## WHAT IS EXPECTED
Review the material line by line. Identify and copy every line that contains the string "Symposium".
** Start of RECORDS **
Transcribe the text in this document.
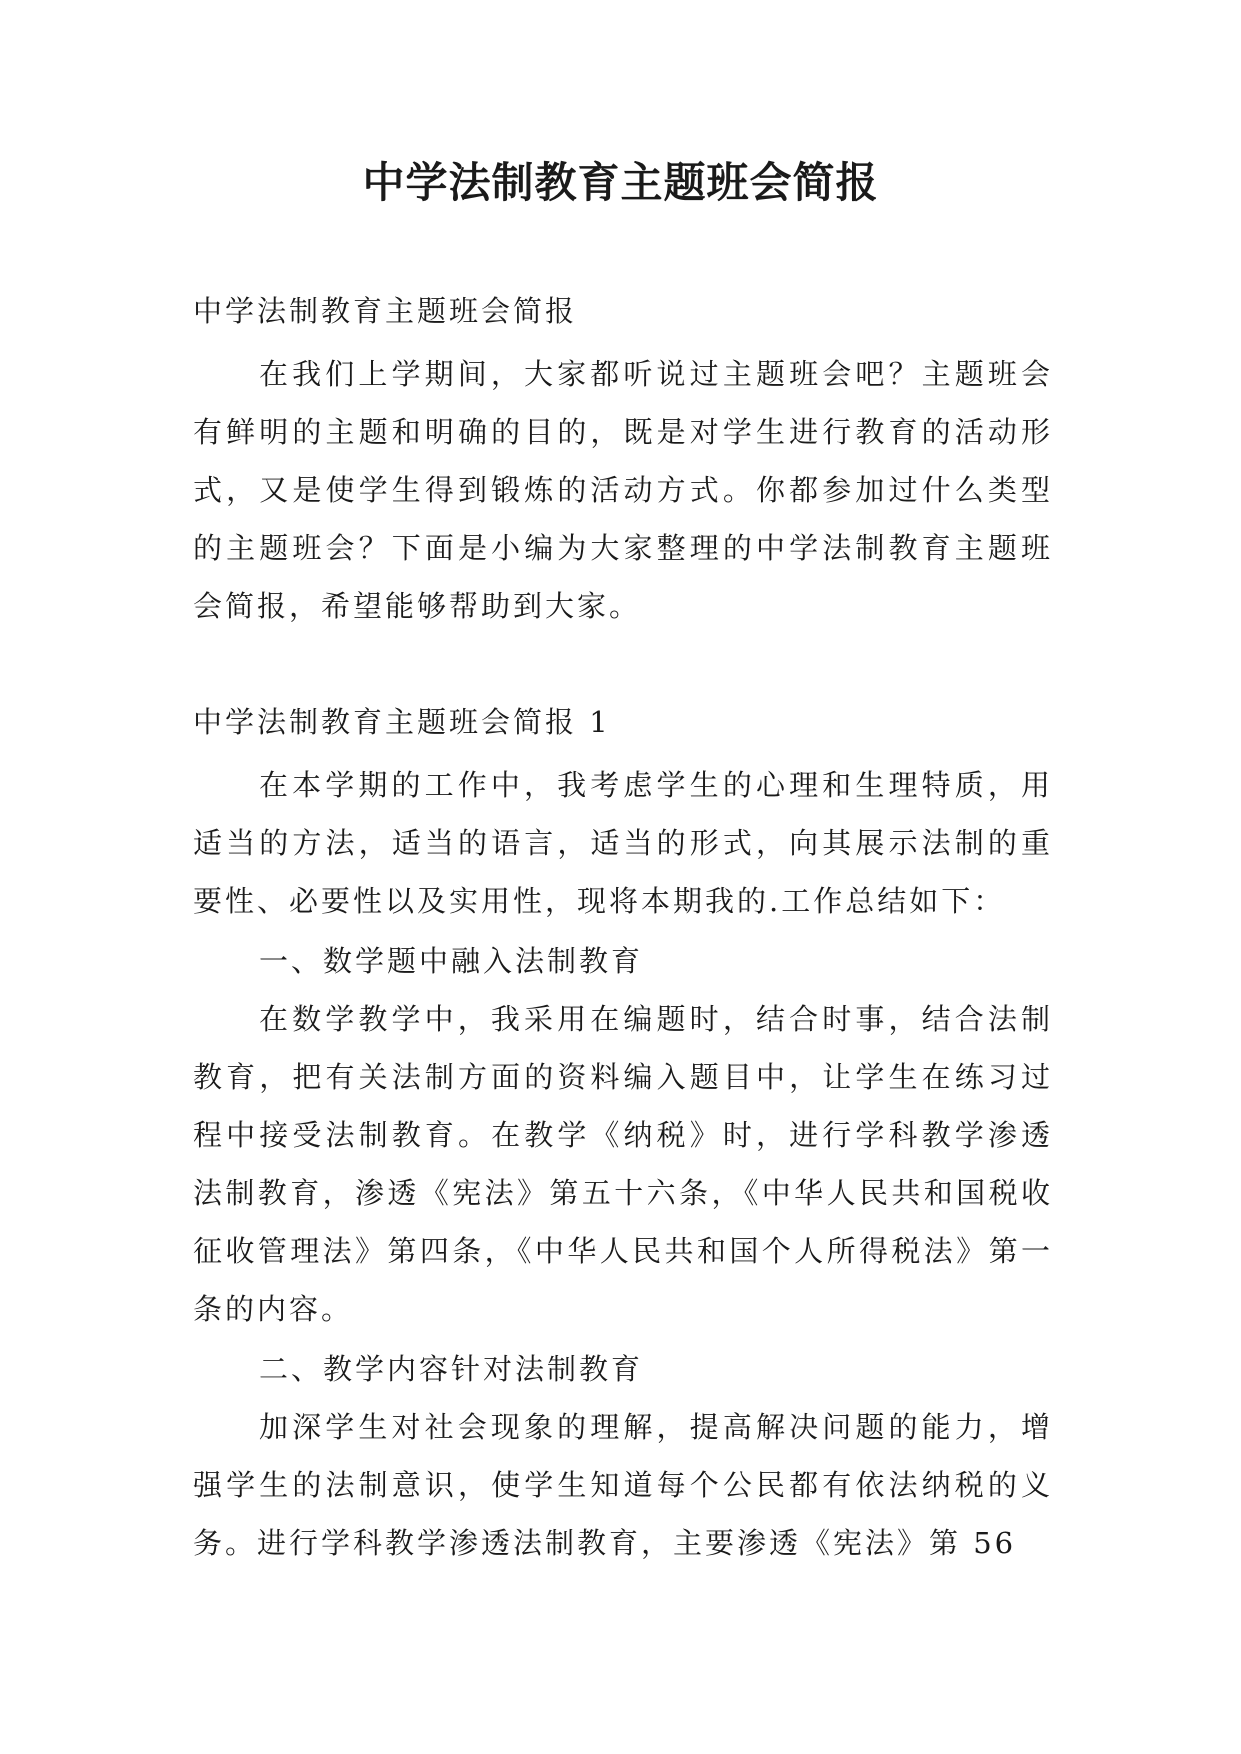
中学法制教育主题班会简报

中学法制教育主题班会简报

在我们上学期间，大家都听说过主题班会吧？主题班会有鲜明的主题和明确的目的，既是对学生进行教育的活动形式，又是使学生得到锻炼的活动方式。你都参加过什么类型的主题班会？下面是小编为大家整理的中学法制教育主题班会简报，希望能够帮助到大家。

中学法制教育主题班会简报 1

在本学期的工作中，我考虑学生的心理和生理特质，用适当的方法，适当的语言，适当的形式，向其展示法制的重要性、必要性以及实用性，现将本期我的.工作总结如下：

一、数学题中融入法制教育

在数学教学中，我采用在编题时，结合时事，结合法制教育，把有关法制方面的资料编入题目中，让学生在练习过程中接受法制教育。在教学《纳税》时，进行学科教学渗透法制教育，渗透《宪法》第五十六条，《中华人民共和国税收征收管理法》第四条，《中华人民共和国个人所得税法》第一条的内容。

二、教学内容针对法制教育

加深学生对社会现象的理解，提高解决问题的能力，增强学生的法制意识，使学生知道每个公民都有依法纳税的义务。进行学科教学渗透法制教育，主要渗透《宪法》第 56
** End of RECORDS **
** Start of RECORDS **
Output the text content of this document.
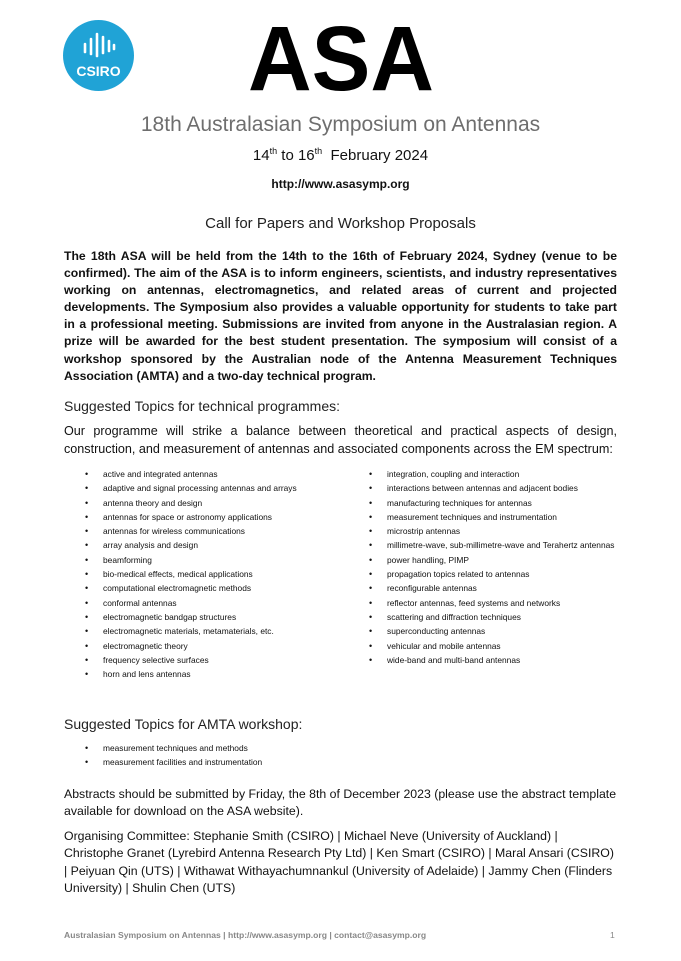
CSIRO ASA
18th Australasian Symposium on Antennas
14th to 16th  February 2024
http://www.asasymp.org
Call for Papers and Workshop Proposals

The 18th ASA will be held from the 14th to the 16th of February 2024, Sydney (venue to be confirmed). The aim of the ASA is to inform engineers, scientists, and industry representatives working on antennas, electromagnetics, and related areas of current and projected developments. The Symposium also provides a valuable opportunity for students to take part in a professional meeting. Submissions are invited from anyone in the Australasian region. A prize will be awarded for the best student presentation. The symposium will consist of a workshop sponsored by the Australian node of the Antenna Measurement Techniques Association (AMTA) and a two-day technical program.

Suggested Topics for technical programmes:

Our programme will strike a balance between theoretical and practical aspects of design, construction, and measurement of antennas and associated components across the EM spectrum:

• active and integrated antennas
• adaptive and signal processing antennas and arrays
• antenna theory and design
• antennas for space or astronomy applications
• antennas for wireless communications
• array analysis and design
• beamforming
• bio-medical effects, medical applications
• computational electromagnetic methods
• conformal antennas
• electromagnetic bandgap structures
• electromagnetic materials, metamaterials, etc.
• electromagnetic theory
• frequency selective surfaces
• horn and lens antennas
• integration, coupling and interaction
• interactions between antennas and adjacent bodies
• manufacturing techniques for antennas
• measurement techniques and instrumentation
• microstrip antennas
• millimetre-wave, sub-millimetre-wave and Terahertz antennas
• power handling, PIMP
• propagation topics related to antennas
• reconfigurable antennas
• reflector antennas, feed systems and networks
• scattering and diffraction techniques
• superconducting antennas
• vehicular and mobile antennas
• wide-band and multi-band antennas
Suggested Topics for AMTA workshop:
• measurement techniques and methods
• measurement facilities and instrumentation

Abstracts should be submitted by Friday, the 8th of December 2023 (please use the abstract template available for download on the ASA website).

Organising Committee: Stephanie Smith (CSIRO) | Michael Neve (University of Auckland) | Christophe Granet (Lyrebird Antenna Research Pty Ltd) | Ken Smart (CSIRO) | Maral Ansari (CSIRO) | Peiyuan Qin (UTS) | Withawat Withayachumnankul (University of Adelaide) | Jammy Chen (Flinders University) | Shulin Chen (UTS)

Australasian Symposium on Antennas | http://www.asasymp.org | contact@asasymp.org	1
** End of RECORDS **
## FINAL RESULT
18th Australasian Symposium on Antennas
The 18th ASA will be held from the 14th to the 16th of February 2024, Sydney (venue to be confirmed). The aim of the ASA is to inform engineers, scientists, and industry representatives working on antennas, electromagnetics, and related areas of current and projected developments. The Symposium also provides a valuable opportunity for students to take part in a professional meeting. Submissions are invited from anyone in the Australasian region. A prize will be awarded for the best student presentation. The symposium will consist of a workshop sponsored by the Australian node of the Antenna Measurement Techniques Association (AMTA) and a two-day technical program.
Australasian Symposium on Antennas | http://www.asasymp.org | contact@asasymp.org	1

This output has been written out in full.